● STUDY QUESTIONS
1 – Answer these questions using the text on detecting malicious traffic with machine learning, and mark each answer with the same letter as its question.
(a) What split was the dataset given for training and classification?
(b) How many machine-learning algorithms does the paper present?
(c) What detection rate was achieved with CART?
2 – Pick up the text on detecting malicious traffic with machine learning after its last sentence and continue it.

For this experiment, our trainer program selected samples from all different encrypted malicious traffic sessions from all datasets; whether botnets, reverse shells, malware data transfer etc. To remove biases, the experiment was executed three times using (i) uniformly random samples from all datasets and types of encrypted traffic (e.g. see Table 2 above), (ii) biased (more botnet traffic in terms of 80%–20%), and (iii) per dataset. The dataset was split 70–30 for training and classification.

The hit maps for true positives (TP), true negatives (TN), false positives (FP) and false negatives (FN) are depicted at Tables 10 and 11 (averages from three executions).

Table 10. Detection comparison for encrypted malicious traffic – Experiment 3

Table 11. Performance comparison for encrypted malicious traffic – Experiment 3

This experiment yielded the best results. From observations, we can conclude that these types of side channel features are effective for discriminating encrypted malware traffic; especially if we do not care to understand the type of malicious encrypted traffic or the content being transmitted. We noticed a low percentage of False Positives and False negatives (~8% of the total positive malicious sample).

6 Conclusions, Findings and Future Work

In this paper, we presented seven (7) machine-learning algorithms and their performance for detecting multiple types of malicious traffic, both encrypted and unencrypted, based on selected side channel features. The project currently works retroactively on already captured data. The presented experiments adequately prove that side channel characteristics of TCP packets can be effectively used together with machine learning to detect most types of malicious traffic, even if wide differences exist on the types of ongoing attacks and to their corresponding traffic.

Some of our most important conclusions are the following:

• The best detection rate achieved was about 94.2% on CART and 93.4% using KNN algorithms, on full-scale mixed types of malicious data for various datasets totaling about ~8 GB in size.

• Preliminary results show that machine learning algorithms that utilize Decision Tree classifiers may be prone to packet crafting, if an attacker has access to the prediction model, parameters and the entire sample. Although this is generally not feasible, we should state here that the possibility exists. To this end, preliminary tests may support that Instance based algorithms like KNN along with the selected side channel features greatly reduce such attacks.

● RECORD EXTRACTS
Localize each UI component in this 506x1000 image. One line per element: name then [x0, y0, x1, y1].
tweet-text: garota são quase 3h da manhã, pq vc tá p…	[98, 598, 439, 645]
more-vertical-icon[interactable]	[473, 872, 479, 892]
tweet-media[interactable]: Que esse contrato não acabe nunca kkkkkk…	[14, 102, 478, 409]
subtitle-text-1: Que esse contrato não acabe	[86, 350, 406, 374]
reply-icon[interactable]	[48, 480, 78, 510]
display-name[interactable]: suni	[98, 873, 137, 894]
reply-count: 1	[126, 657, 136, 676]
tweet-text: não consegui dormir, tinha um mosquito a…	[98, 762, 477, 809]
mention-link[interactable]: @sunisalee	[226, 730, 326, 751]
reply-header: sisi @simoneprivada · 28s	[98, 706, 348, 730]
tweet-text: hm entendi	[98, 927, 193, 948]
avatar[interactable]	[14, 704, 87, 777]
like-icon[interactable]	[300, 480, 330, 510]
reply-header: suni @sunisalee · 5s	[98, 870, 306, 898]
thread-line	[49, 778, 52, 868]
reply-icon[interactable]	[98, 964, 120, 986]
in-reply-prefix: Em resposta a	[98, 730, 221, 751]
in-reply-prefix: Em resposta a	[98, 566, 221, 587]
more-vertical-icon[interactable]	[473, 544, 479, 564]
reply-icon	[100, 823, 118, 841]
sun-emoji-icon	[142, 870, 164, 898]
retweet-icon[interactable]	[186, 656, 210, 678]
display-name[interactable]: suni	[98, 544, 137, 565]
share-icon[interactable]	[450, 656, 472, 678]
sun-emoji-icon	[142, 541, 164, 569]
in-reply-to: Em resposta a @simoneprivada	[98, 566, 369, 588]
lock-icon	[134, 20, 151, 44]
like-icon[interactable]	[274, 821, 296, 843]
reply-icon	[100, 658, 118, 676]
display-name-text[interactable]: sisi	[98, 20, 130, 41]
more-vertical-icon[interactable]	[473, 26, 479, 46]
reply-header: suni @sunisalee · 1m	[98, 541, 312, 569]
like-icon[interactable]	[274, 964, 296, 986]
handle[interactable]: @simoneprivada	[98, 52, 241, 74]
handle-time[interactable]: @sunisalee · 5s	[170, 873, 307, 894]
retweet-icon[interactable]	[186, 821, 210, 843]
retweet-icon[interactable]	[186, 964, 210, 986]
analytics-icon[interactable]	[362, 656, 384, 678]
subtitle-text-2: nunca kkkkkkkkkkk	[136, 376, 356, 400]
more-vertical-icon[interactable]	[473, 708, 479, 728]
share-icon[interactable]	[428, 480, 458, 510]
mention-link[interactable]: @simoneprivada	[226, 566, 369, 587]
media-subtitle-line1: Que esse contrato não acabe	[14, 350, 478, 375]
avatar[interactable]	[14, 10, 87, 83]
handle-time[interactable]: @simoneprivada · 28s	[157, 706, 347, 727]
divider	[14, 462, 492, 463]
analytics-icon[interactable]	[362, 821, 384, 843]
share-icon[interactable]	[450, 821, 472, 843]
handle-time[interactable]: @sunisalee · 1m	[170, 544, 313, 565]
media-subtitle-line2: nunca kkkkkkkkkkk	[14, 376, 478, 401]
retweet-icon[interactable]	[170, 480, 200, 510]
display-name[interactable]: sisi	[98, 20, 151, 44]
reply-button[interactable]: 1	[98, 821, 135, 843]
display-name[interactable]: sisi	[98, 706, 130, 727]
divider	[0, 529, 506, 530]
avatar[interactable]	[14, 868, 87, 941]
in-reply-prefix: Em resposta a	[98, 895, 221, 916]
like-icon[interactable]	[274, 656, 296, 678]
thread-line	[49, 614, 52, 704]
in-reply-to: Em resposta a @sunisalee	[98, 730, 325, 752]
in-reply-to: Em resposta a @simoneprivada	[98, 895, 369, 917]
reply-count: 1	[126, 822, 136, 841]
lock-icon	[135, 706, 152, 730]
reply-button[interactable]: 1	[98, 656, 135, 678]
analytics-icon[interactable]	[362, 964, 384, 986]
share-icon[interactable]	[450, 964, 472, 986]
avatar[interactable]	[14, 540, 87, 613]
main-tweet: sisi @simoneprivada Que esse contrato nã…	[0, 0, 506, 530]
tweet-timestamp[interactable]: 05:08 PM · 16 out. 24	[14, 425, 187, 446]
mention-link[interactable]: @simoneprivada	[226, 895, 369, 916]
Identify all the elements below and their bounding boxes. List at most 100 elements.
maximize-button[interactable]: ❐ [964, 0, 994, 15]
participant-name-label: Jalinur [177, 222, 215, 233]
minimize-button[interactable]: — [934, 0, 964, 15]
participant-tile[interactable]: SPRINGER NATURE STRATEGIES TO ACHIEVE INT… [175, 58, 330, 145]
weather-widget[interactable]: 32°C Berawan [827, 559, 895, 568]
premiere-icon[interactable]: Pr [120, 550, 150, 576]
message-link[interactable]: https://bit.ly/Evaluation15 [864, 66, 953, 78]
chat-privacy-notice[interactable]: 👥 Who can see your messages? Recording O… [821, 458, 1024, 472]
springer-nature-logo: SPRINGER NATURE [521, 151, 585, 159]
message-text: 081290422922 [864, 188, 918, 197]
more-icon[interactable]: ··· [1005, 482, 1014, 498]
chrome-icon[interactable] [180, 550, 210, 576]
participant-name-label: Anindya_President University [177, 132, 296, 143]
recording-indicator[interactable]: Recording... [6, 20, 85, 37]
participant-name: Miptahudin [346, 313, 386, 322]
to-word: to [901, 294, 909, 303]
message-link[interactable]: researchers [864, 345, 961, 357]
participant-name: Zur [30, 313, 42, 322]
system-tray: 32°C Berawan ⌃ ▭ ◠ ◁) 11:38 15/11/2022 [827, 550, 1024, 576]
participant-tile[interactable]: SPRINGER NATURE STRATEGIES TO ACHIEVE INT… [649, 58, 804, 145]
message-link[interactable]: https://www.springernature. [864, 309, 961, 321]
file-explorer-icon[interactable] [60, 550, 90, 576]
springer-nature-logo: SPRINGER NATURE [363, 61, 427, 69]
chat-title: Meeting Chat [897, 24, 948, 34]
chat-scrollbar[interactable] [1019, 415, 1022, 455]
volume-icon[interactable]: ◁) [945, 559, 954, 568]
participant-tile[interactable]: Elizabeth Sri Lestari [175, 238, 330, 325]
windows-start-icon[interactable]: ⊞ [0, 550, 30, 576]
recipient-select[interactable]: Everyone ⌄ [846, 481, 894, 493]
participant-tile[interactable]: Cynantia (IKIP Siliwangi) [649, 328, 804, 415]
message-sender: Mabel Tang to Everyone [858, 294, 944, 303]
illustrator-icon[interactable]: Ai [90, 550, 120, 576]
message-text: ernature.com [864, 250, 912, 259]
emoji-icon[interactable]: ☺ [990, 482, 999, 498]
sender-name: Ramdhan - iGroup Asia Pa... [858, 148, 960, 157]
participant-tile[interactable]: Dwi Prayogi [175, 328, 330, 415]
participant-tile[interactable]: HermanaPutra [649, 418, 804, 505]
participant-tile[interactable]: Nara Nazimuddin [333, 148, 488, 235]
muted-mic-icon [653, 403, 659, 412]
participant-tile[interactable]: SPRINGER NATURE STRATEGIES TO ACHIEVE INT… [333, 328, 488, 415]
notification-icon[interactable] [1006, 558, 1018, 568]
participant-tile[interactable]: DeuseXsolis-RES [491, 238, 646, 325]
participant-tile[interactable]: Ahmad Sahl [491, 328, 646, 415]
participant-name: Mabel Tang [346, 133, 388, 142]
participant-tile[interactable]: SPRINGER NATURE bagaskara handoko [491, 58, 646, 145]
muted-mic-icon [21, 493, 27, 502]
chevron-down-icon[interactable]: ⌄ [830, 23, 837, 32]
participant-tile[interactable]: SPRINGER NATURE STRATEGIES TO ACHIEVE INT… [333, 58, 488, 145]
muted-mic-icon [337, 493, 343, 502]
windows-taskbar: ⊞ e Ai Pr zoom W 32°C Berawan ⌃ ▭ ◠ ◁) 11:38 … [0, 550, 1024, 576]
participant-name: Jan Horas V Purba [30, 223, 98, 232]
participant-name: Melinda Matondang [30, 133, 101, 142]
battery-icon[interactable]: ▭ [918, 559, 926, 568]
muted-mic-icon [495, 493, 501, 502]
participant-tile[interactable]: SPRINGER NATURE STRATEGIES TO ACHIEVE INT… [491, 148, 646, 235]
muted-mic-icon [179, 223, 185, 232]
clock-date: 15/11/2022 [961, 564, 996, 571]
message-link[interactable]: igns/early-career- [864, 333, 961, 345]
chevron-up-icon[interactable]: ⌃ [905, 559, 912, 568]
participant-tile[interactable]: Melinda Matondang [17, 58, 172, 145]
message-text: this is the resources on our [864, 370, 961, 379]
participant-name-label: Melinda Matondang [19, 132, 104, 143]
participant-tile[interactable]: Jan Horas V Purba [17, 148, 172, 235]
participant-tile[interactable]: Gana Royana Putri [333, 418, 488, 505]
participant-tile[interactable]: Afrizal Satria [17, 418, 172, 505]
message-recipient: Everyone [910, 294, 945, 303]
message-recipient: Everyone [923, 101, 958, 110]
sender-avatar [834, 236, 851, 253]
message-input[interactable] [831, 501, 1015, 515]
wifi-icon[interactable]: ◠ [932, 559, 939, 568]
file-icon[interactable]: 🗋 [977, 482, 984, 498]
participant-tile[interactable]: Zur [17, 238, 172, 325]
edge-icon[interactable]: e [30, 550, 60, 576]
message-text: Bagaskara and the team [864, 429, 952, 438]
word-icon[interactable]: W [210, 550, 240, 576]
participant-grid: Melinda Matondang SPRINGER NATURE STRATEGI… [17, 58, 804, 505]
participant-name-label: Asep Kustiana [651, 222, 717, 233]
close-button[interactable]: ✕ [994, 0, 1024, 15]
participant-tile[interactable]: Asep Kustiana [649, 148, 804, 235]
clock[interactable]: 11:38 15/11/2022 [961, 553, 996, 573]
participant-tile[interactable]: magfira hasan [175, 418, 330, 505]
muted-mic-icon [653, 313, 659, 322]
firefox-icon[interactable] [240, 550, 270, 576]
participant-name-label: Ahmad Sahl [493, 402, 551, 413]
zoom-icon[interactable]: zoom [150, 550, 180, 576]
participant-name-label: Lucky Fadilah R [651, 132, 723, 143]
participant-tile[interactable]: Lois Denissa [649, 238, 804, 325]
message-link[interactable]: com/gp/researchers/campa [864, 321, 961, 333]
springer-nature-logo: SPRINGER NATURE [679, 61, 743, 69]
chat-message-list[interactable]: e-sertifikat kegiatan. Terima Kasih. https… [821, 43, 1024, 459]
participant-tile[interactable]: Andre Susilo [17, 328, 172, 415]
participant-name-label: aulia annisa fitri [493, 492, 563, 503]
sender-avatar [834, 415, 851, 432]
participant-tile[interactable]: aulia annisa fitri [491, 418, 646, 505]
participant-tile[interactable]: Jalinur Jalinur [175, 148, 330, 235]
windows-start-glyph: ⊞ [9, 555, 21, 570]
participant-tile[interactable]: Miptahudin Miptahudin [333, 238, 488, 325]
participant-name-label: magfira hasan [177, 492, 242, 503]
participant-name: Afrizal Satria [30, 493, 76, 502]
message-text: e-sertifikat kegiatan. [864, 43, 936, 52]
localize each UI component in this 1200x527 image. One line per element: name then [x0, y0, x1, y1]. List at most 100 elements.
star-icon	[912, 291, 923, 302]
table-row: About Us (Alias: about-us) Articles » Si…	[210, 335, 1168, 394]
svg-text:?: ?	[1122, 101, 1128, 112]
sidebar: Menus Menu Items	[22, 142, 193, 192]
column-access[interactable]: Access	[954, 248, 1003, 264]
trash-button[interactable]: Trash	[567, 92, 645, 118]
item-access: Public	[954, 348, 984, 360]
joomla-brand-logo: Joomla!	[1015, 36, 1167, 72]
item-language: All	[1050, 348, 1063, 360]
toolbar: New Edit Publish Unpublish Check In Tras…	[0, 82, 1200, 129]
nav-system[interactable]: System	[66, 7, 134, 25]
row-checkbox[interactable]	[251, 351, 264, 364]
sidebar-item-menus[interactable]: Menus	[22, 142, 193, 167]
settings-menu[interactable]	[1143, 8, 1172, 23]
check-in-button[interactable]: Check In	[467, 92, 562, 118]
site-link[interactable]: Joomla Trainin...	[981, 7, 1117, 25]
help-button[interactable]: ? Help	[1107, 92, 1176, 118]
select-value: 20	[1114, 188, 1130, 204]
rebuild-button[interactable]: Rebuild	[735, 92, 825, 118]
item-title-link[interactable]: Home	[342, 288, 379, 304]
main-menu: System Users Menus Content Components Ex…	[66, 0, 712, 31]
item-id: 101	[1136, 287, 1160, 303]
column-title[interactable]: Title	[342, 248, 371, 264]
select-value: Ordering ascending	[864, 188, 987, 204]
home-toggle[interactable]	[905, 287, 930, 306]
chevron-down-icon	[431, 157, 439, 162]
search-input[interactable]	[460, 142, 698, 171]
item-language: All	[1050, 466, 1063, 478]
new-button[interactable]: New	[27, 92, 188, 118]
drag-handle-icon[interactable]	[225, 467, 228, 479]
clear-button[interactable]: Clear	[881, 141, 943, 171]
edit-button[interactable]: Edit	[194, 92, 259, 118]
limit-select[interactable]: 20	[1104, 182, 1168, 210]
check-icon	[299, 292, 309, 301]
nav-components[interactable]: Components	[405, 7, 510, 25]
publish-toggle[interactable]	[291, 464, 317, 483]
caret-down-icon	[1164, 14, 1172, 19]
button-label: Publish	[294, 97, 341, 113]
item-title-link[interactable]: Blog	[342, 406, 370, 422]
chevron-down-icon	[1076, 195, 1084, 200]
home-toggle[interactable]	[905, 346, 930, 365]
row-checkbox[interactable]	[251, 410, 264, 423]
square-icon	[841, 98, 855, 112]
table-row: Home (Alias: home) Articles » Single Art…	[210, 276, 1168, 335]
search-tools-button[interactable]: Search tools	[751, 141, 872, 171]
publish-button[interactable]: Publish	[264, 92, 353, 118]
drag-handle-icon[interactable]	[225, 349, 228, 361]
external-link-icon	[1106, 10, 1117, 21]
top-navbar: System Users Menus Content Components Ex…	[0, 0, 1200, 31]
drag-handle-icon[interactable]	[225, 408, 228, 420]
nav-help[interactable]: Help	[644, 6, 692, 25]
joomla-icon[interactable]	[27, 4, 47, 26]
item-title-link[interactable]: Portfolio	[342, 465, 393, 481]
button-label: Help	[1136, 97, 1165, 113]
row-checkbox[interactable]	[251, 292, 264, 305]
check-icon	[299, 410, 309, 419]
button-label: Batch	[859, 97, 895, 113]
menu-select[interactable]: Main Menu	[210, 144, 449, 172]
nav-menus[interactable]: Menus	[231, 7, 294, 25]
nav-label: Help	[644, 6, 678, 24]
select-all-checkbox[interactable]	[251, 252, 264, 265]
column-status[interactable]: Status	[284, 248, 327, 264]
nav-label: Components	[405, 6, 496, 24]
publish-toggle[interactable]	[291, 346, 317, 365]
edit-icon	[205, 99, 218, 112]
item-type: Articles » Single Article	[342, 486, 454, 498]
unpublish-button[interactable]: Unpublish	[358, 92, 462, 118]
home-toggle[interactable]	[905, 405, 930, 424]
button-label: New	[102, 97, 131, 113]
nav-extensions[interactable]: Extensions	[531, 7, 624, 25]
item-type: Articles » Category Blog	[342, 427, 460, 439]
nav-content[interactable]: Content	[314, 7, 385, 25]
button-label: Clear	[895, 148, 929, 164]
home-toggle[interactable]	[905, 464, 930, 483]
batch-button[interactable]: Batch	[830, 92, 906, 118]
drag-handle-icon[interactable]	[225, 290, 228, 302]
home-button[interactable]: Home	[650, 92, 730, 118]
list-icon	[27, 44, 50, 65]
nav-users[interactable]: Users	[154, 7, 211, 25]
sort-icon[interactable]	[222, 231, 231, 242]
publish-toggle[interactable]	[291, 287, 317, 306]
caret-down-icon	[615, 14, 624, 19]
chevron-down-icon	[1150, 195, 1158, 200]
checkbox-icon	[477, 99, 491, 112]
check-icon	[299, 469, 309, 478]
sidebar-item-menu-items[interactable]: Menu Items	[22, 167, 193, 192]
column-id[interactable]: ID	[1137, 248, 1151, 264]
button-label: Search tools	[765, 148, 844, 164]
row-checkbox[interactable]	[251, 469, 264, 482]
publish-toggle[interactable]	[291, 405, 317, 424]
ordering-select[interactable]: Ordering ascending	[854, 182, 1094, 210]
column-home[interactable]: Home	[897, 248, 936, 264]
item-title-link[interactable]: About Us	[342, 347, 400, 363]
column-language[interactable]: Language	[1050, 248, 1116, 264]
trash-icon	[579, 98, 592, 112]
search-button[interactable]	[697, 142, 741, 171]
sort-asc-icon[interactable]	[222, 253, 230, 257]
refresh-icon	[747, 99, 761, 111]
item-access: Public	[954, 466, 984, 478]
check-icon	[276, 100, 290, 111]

● ANSWERS TO THIS EXERCISE
1 –
(a) 70–30
(b) Seven
(c) About 94.2%

2 –
• We detected specific, descriptive features describing side channel characteristics of TCP packets (such as packet size, delivery time ratios etc.) and built lightweight classification modules (less than a few megabytes) that are able to run on real time traffic and detect ongoing malicious attacks to enhance network security. We showed that we can achieve very good malicious traffic detection percentages without utilizing full-scale TLS and connection certification features, but instead focus only on typical side channel packet characteristics.

• The use of side channel features significantly reduces the amount of analysis and network traffic that needs to be saved for detection. Thus, the system can be used to supplement network security analysts to gain a better understanding of their network traffic and get robust alerts on security incidents without relying on error-prone IDPS pattern matching or heavy behavioral analytics. We plan to combine our system with well-known traffic monitoring systems, like Bro [28], Snort [29], or Suricata [30].

Our experiments demonstrated the applicability of the proposed system for detecting multiple types of malicious traffic without discriminating among types of malicious attacks.

Our future work aims to build a working prototype for large-scale enterprise networks and work along well-known network traffic sniffers and monitoring systems (Bro, Snort, Suricata). We also aim to extend the system to incorporate more features like “connection type” and “TTL” feature to further enhance the detection mechanisms against DDoS attacks and spoofed packets.